Exercise goal
Copy out every line in which the string "xlabel" occurs.
— start of Entries provided —
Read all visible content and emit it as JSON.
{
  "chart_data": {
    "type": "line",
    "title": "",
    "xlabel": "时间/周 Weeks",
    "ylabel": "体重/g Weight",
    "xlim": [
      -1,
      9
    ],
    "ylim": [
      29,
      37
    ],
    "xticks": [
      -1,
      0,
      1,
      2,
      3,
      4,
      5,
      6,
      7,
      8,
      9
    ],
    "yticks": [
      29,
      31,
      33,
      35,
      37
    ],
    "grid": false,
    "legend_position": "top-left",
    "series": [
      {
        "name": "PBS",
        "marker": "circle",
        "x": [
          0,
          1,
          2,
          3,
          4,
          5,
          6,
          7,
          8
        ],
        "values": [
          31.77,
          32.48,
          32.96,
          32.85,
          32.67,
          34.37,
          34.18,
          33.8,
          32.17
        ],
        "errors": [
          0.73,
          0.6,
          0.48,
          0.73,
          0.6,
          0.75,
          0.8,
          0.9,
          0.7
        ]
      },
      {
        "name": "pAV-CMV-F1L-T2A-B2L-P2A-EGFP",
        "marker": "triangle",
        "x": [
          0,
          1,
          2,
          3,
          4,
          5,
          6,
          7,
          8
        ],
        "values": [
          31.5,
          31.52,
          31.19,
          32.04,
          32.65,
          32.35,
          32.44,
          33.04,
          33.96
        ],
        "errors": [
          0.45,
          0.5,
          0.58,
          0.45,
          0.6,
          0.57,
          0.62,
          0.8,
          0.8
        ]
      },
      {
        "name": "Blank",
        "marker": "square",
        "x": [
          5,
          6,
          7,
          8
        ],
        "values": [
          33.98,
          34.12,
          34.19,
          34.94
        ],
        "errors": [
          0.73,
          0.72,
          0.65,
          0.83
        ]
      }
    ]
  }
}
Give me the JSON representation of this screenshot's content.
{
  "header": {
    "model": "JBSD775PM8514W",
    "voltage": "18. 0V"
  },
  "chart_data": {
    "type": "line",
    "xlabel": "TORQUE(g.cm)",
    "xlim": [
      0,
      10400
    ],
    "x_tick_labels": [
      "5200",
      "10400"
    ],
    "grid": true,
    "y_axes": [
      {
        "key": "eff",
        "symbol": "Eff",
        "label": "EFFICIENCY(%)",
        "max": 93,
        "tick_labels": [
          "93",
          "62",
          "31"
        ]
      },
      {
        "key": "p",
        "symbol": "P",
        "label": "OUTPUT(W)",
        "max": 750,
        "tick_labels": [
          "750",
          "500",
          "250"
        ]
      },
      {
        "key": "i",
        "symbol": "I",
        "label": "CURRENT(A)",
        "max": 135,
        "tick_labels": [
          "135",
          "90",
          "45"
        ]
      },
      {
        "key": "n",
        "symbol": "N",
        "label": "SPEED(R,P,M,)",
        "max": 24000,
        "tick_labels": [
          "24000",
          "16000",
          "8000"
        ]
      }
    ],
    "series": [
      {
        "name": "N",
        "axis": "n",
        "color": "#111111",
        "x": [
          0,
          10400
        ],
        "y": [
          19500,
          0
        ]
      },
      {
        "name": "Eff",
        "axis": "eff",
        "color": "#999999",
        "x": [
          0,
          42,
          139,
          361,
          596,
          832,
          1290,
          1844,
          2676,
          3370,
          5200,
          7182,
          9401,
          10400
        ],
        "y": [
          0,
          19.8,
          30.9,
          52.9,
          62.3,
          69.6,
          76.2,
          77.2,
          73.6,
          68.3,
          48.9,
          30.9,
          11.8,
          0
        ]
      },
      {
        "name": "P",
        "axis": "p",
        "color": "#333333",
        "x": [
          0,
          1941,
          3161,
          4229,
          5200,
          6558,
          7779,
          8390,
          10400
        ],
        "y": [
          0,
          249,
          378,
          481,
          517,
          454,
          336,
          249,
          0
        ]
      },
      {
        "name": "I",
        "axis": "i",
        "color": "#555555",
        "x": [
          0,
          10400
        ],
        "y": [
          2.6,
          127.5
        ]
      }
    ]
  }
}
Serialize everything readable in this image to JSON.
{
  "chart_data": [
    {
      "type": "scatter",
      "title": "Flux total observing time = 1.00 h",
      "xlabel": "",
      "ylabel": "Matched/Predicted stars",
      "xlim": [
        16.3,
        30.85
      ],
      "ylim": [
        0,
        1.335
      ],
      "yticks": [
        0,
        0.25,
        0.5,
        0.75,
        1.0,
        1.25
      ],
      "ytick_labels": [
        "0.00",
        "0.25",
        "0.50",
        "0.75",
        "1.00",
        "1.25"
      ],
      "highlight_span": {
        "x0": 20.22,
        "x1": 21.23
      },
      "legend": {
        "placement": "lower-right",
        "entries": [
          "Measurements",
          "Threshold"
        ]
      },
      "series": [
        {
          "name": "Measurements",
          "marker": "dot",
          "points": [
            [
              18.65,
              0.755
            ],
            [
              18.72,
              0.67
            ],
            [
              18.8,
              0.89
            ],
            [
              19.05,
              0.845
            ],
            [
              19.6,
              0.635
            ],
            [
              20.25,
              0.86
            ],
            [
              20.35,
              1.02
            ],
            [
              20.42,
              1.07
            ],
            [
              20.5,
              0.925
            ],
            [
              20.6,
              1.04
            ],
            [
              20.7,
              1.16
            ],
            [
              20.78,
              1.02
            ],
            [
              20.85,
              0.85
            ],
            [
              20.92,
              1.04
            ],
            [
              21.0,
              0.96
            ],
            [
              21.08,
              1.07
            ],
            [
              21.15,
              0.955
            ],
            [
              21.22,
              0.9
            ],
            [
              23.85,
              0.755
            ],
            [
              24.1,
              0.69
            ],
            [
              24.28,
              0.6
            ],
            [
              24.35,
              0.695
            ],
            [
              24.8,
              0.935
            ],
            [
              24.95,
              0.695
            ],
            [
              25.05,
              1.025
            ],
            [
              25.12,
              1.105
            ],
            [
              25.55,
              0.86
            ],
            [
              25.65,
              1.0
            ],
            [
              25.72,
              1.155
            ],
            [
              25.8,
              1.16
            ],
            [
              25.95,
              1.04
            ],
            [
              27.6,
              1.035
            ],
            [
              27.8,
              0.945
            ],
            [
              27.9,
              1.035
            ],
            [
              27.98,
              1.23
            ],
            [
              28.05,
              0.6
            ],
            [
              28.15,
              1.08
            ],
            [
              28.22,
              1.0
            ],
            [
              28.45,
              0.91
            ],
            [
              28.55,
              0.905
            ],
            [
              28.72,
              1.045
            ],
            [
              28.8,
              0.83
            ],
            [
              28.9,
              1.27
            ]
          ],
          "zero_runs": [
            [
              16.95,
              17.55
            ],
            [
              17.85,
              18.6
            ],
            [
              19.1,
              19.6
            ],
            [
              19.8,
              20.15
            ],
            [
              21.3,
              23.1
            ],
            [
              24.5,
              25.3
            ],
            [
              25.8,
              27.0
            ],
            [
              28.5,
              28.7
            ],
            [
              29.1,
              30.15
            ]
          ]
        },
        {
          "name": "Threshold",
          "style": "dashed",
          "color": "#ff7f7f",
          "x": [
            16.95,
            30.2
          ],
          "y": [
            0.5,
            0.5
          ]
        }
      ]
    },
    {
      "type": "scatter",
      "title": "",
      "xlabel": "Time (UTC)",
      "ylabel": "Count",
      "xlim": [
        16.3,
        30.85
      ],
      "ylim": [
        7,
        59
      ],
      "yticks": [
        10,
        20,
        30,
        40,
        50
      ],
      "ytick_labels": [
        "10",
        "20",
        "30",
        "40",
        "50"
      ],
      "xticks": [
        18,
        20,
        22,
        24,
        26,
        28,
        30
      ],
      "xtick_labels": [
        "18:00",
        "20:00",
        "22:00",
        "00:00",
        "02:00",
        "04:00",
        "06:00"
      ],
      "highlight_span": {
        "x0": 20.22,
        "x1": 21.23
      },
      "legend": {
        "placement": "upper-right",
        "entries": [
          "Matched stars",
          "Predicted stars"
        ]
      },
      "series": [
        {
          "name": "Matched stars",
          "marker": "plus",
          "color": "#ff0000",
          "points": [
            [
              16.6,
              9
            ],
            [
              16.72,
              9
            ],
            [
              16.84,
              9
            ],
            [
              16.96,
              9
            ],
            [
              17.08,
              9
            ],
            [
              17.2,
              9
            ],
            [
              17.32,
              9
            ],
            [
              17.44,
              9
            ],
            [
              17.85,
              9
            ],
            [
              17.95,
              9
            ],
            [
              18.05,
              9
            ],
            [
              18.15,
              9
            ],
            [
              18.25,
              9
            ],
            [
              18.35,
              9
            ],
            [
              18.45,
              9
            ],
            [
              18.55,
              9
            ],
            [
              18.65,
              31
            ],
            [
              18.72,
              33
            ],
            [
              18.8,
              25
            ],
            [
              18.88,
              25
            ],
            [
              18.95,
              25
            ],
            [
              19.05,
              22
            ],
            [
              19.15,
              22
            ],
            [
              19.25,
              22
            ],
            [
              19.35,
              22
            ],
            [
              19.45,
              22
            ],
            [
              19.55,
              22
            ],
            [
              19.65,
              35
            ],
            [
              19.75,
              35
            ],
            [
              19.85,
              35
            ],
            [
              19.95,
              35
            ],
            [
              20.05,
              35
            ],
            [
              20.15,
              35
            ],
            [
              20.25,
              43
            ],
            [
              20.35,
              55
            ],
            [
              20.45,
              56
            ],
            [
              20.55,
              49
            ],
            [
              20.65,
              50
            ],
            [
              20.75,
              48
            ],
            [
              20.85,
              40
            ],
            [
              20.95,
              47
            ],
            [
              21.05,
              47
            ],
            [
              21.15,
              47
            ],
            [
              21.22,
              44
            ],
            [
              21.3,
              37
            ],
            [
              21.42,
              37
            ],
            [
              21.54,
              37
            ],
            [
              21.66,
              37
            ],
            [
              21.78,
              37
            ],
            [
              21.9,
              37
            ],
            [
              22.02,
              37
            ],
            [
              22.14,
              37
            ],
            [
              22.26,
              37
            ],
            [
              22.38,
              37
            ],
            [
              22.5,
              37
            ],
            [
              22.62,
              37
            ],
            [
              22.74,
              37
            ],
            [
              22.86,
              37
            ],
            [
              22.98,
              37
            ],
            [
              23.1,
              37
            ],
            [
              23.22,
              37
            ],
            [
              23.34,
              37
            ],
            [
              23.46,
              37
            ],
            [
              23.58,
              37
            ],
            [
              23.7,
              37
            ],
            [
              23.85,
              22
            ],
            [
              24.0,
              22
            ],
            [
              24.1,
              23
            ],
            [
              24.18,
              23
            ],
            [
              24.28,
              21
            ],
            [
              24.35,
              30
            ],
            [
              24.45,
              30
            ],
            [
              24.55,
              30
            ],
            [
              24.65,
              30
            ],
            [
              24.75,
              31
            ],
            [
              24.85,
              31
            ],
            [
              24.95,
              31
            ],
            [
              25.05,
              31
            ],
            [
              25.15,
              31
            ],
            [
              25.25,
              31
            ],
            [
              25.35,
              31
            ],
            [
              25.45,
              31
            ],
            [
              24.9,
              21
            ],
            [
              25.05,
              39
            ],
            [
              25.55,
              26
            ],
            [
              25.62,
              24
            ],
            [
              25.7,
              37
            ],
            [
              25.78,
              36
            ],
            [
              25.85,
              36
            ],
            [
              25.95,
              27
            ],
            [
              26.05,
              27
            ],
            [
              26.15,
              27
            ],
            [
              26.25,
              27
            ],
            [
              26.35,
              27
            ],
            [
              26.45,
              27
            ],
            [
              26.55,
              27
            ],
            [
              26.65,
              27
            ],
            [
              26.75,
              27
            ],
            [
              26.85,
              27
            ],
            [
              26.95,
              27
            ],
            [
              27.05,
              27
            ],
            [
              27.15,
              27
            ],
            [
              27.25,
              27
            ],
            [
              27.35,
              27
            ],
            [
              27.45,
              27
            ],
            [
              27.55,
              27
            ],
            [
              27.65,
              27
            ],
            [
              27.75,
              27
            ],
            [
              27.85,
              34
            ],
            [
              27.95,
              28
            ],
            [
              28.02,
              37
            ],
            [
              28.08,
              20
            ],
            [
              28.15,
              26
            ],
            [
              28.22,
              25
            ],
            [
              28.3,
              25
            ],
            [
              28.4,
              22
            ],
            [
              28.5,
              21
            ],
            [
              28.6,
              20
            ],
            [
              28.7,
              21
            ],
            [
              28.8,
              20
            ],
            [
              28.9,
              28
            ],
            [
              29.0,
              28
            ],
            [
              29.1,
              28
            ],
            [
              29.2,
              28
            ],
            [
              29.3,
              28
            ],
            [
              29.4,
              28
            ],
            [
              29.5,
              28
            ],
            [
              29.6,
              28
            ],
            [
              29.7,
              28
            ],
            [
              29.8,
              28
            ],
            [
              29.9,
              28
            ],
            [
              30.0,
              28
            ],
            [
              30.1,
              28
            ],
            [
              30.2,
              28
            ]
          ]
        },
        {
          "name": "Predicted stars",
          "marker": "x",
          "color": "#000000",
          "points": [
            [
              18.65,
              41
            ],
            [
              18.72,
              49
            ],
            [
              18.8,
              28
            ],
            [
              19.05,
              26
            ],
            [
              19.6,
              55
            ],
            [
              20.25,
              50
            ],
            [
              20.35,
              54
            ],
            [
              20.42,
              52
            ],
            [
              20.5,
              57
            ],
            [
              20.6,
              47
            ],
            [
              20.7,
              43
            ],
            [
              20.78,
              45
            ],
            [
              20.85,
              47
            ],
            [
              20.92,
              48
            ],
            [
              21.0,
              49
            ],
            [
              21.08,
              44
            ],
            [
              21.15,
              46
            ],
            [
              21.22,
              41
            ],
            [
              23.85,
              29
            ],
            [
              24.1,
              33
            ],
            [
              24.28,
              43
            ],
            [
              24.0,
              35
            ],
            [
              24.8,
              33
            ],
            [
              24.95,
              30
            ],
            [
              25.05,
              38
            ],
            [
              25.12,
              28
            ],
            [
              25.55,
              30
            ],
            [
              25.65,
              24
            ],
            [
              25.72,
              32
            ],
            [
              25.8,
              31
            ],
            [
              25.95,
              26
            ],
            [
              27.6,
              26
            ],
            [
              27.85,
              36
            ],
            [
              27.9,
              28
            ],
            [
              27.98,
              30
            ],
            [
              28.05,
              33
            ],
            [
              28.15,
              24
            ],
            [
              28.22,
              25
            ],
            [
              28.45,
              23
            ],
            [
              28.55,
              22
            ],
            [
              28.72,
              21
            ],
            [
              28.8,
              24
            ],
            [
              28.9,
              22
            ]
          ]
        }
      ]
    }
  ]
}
— end of Entries provided —
Exercise result
    "xlabel": "时间/周 Weeks",
    "xlabel": "TORQUE(g.cm)",
      "xlabel": "",
      "xlabel": "Time (UTC)",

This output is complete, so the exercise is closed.